Restate every entry word for word.
--- Begin ---
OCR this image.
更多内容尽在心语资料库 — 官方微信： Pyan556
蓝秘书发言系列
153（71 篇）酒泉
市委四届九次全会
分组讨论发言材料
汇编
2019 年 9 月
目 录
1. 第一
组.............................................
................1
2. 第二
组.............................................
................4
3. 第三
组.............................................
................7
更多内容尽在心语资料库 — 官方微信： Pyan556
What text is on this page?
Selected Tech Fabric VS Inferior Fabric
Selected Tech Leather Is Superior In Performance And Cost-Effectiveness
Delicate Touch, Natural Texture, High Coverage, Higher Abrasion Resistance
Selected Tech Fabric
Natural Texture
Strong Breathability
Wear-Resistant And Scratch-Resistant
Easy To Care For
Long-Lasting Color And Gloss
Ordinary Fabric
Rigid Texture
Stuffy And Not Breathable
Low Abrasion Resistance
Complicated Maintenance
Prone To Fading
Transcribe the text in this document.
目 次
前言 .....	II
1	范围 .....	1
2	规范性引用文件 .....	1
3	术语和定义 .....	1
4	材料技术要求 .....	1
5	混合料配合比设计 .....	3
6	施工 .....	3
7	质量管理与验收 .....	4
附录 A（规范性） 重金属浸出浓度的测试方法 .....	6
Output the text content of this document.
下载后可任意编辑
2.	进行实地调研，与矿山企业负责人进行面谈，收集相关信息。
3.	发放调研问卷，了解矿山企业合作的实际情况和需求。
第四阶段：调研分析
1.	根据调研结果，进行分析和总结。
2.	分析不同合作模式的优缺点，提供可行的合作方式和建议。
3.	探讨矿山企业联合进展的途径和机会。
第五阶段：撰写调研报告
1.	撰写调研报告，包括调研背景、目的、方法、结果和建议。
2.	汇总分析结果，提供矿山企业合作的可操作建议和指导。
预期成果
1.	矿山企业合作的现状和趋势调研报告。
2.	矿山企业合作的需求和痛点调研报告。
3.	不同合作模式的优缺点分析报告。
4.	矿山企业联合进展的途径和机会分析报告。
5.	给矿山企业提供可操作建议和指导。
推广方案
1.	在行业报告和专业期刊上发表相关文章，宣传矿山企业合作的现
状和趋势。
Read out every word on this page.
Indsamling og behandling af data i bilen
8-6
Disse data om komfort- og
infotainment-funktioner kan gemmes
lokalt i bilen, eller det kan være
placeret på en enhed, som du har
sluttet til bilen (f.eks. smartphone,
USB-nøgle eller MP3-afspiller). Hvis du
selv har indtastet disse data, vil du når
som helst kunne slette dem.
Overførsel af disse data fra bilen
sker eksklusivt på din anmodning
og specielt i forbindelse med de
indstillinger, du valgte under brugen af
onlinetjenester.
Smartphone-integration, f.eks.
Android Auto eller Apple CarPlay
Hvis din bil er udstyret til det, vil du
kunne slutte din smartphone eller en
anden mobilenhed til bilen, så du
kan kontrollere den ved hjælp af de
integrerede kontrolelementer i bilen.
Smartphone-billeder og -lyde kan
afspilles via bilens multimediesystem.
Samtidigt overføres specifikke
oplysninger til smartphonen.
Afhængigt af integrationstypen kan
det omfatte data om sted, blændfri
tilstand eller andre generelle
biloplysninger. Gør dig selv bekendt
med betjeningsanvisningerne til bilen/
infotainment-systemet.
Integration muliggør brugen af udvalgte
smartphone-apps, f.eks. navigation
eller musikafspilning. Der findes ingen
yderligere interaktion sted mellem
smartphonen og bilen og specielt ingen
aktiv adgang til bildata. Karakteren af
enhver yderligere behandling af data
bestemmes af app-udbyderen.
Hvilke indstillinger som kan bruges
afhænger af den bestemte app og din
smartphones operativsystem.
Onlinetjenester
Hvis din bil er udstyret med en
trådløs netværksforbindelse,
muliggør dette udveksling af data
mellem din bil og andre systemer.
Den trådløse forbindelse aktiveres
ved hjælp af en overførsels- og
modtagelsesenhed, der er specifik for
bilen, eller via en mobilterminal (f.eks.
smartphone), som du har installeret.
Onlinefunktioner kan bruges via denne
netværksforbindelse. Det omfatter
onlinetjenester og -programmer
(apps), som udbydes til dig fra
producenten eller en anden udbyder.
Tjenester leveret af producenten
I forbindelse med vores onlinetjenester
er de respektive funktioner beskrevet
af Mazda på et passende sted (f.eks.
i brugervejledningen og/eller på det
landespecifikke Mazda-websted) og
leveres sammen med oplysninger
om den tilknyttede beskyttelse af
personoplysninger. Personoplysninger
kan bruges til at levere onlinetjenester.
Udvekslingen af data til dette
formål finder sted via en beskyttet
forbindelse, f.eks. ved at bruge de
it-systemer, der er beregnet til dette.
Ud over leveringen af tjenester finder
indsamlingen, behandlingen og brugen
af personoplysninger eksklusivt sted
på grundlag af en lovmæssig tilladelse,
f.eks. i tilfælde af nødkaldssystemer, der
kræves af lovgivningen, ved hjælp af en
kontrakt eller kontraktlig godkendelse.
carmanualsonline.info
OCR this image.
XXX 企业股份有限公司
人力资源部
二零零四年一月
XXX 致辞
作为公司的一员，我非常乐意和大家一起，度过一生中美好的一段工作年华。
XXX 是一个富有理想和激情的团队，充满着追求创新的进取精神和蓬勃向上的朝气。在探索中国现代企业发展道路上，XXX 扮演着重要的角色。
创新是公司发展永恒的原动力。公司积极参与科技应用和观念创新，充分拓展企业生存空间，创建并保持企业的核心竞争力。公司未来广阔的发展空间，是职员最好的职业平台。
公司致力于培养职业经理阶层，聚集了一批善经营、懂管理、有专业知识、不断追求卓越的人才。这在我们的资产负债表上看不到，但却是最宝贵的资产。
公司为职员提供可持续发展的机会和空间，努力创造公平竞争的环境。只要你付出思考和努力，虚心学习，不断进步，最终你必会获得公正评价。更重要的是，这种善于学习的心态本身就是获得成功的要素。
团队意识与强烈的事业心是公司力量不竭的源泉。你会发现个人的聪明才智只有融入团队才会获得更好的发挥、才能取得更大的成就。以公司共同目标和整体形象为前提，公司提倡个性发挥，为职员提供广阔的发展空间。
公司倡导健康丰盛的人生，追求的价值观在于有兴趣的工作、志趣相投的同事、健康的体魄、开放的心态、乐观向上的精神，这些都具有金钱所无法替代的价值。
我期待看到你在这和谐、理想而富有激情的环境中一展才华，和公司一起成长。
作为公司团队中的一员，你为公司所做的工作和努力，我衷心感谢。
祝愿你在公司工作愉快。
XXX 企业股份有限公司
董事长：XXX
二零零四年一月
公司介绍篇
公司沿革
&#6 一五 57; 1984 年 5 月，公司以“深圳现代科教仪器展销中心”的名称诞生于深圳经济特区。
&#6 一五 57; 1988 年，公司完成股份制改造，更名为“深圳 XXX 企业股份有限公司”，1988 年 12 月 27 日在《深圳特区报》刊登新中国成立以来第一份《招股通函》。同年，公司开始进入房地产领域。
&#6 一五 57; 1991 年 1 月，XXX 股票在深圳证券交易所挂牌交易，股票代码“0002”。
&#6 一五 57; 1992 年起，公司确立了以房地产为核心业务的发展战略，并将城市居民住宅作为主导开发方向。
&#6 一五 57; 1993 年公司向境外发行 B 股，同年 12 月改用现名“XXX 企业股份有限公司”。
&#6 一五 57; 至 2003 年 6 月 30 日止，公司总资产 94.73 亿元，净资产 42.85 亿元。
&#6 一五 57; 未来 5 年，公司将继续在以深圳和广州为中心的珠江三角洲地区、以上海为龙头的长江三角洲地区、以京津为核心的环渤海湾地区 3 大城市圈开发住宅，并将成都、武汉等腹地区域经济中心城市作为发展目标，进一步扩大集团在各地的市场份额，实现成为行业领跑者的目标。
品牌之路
--- End ---
■ TASK ANSWER:
OCR this image.
更多内容尽在心语资料库 — 官方微信： Pyan556
蓝秘书发言系列
153（71 篇）酒泉
市委四届九次全会
分组讨论发言材料
汇编
2019 年 9 月
目 录
1. 第一
组.............................................
................1
2. 第二
组.............................................
................4
3. 第三
组.............................................
................7
更多内容尽在心语资料库 — 官方微信： Pyan556
What text is on this page?
Selected Tech Fabric VS Inferior Fabric
Selected Tech Leather Is Superior In Performance And Cost-Effectiveness
Delicate Touch, Natural Texture, High Coverage, Higher Abrasion Resistance
Selected Tech Fabric
Natural Texture
Strong Breathability
Wear-Resistant And Scratch-Resistant
Easy To Care For
Long-Lasting Color And Gloss
Ordinary Fabric
Rigid Texture
Stuffy And Not Breathable
Low Abrasion Resistance
Complicated Maintenance
Prone To Fading
Transcribe the text in this document.
目 次
前言 .....	II
1	范围 .....	1
2	规范性引用文件 .....	1
3	术语和定义 .....	1
4	材料技术要求 .....	1
5	混合料配合比设计 .....	3
6	施工 .....	3
7	质量管理与验收 .....	4
附录 A（规范性） 重金属浸出浓度的测试方法 .....	6
Output the text content of this document.
下载后可任意编辑
2.	进行实地调研，与矿山企业负责人进行面谈，收集相关信息。
3.	发放调研问卷，了解矿山企业合作的实际情况和需求。
第四阶段：调研分析
1.	根据调研结果，进行分析和总结。
2.	分析不同合作模式的优缺点，提供可行的合作方式和建议。
3.	探讨矿山企业联合进展的途径和机会。
第五阶段：撰写调研报告
1.	撰写调研报告，包括调研背景、目的、方法、结果和建议。
2.	汇总分析结果，提供矿山企业合作的可操作建议和指导。
预期成果
1.	矿山企业合作的现状和趋势调研报告。
2.	矿山企业合作的需求和痛点调研报告。
3.	不同合作模式的优缺点分析报告。
4.	矿山企业联合进展的途径和机会分析报告。
5.	给矿山企业提供可操作建议和指导。
推广方案
1.	在行业报告和专业期刊上发表相关文章，宣传矿山企业合作的现
状和趋势。
Read out every word on this page.
Indsamling og behandling af data i bilen
8-6
Disse data om komfort- og
infotainment-funktioner kan gemmes
lokalt i bilen, eller det kan være
placeret på en enhed, som du har
sluttet til bilen (f.eks. smartphone,
USB-nøgle eller MP3-afspiller). Hvis du
selv har indtastet disse data, vil du når
som helst kunne slette dem.
Overførsel af disse data fra bilen
sker eksklusivt på din anmodning
og specielt i forbindelse med de
indstillinger, du valgte under brugen af
onlinetjenester.
Smartphone-integration, f.eks.
Android Auto eller Apple CarPlay
Hvis din bil er udstyret til det, vil du
kunne slutte din smartphone eller en
anden mobilenhed til bilen, så du
kan kontrollere den ved hjælp af de
integrerede kontrolelementer i bilen.
Smartphone-billeder og -lyde kan
afspilles via bilens multimediesystem.
Samtidigt overføres specifikke
oplysninger til smartphonen.
Afhængigt af integrationstypen kan
det omfatte data om sted, blændfri
tilstand eller andre generelle
biloplysninger. Gør dig selv bekendt
med betjeningsanvisningerne til bilen/
infotainment-systemet.
Integration muliggør brugen af udvalgte
smartphone-apps, f.eks. navigation
eller musikafspilning. Der findes ingen
yderligere interaktion sted mellem
smartphonen og bilen og specielt ingen
aktiv adgang til bildata. Karakteren af
enhver yderligere behandling af data
bestemmes af app-udbyderen.
Hvilke indstillinger som kan bruges
afhænger af den bestemte app og din
smartphones operativsystem.
Onlinetjenester
Hvis din bil er udstyret med en
trådløs netværksforbindelse,
muliggør dette udveksling af data
mellem din bil og andre systemer.
Den trådløse forbindelse aktiveres
ved hjælp af en overførsels- og
modtagelsesenhed, der er specifik for
bilen, eller via en mobilterminal (f.eks.
smartphone), som du har installeret.
Onlinefunktioner kan bruges via denne
netværksforbindelse. Det omfatter
onlinetjenester og -programmer
(apps), som udbydes til dig fra
producenten eller en anden udbyder.
Tjenester leveret af producenten
I forbindelse med vores onlinetjenester
er de respektive funktioner beskrevet
af Mazda på et passende sted (f.eks.
i brugervejledningen og/eller på det
landespecifikke Mazda-websted) og
leveres sammen med oplysninger
om den tilknyttede beskyttelse af
personoplysninger. Personoplysninger
kan bruges til at levere onlinetjenester.
Udvekslingen af data til dette
formål finder sted via en beskyttet
forbindelse, f.eks. ved at bruge de
it-systemer, der er beregnet til dette.
Ud over leveringen af tjenester finder
indsamlingen, behandlingen og brugen
af personoplysninger eksklusivt sted
på grundlag af en lovmæssig tilladelse,
f.eks. i tilfælde af nødkaldssystemer, der
kræves af lovgivningen, ved hjælp af en
kontrakt eller kontraktlig godkendelse.
carmanualsonline.info
OCR this image.
XXX 企业股份有限公司
人力资源部
二零零四年一月
XXX 致辞
作为公司的一员，我非常乐意和大家一起，度过一生中美好的一段工作年华。
XXX 是一个富有理想和激情的团队，充满着追求创新的进取精神和蓬勃向上的朝气。在探索中国现代企业发展道路上，XXX 扮演着重要的角色。
创新是公司发展永恒的原动力。公司积极参与科技应用和观念创新，充分拓展企业生存空间，创建并保持企业的核心竞争力。公司未来广阔的发展空间，是职员最好的职业平台。
公司致力于培养职业经理阶层，聚集了一批善经营、懂管理、有专业知识、不断追求卓越的人才。这在我们的资产负债表上看不到，但却是最宝贵的资产。
公司为职员提供可持续发展的机会和空间，努力创造公平竞争的环境。只要你付出思考和努力，虚心学习，不断进步，最终你必会获得公正评价。更重要的是，这种善于学习的心态本身就是获得成功的要素。
团队意识与强烈的事业心是公司力量不竭的源泉。你会发现个人的聪明才智只有融入团队才会获得更好的发挥、才能取得更大的成就。以公司共同目标和整体形象为前提，公司提倡个性发挥，为职员提供广阔的发展空间。
公司倡导健康丰盛的人生，追求的价值观在于有兴趣的工作、志趣相投的同事、健康的体魄、开放的心态、乐观向上的精神，这些都具有金钱所无法替代的价值。
我期待看到你在这和谐、理想而富有激情的环境中一展才华，和公司一起成长。
作为公司团队中的一员，你为公司所做的工作和努力，我衷心感谢。
祝愿你在公司工作愉快。
XXX 企业股份有限公司
董事长：XXX
二零零四年一月
公司介绍篇
公司沿革
&#6 一五 57; 1984 年 5 月，公司以“深圳现代科教仪器展销中心”的名称诞生于深圳经济特区。
&#6 一五 57; 1988 年，公司完成股份制改造，更名为“深圳 XXX 企业股份有限公司”，1988 年 12 月 27 日在《深圳特区报》刊登新中国成立以来第一份《招股通函》。同年，公司开始进入房地产领域。
&#6 一五 57; 1991 年 1 月，XXX 股票在深圳证券交易所挂牌交易，股票代码“0002”。
&#6 一五 57; 1992 年起，公司确立了以房地产为核心业务的发展战略，并将城市居民住宅作为主导开发方向。
&#6 一五 57; 1993 年公司向境外发行 B 股，同年 12 月改用现名“XXX 企业股份有限公司”。
&#6 一五 57; 至 2003 年 6 月 30 日止，公司总资产 94.73 亿元，净资产 42.85 亿元。
&#6 一五 57; 未来 5 年，公司将继续在以深圳和广州为中心的珠江三角洲地区、以上海为龙头的长江三角洲地区、以京津为核心的环渤海湾地区 3 大城市圈开发住宅，并将成都、武汉等腹地区域经济中心城市作为发展目标，进一步扩大集团在各地的市场份额，实现成为行业领跑者的目标。
品牌之路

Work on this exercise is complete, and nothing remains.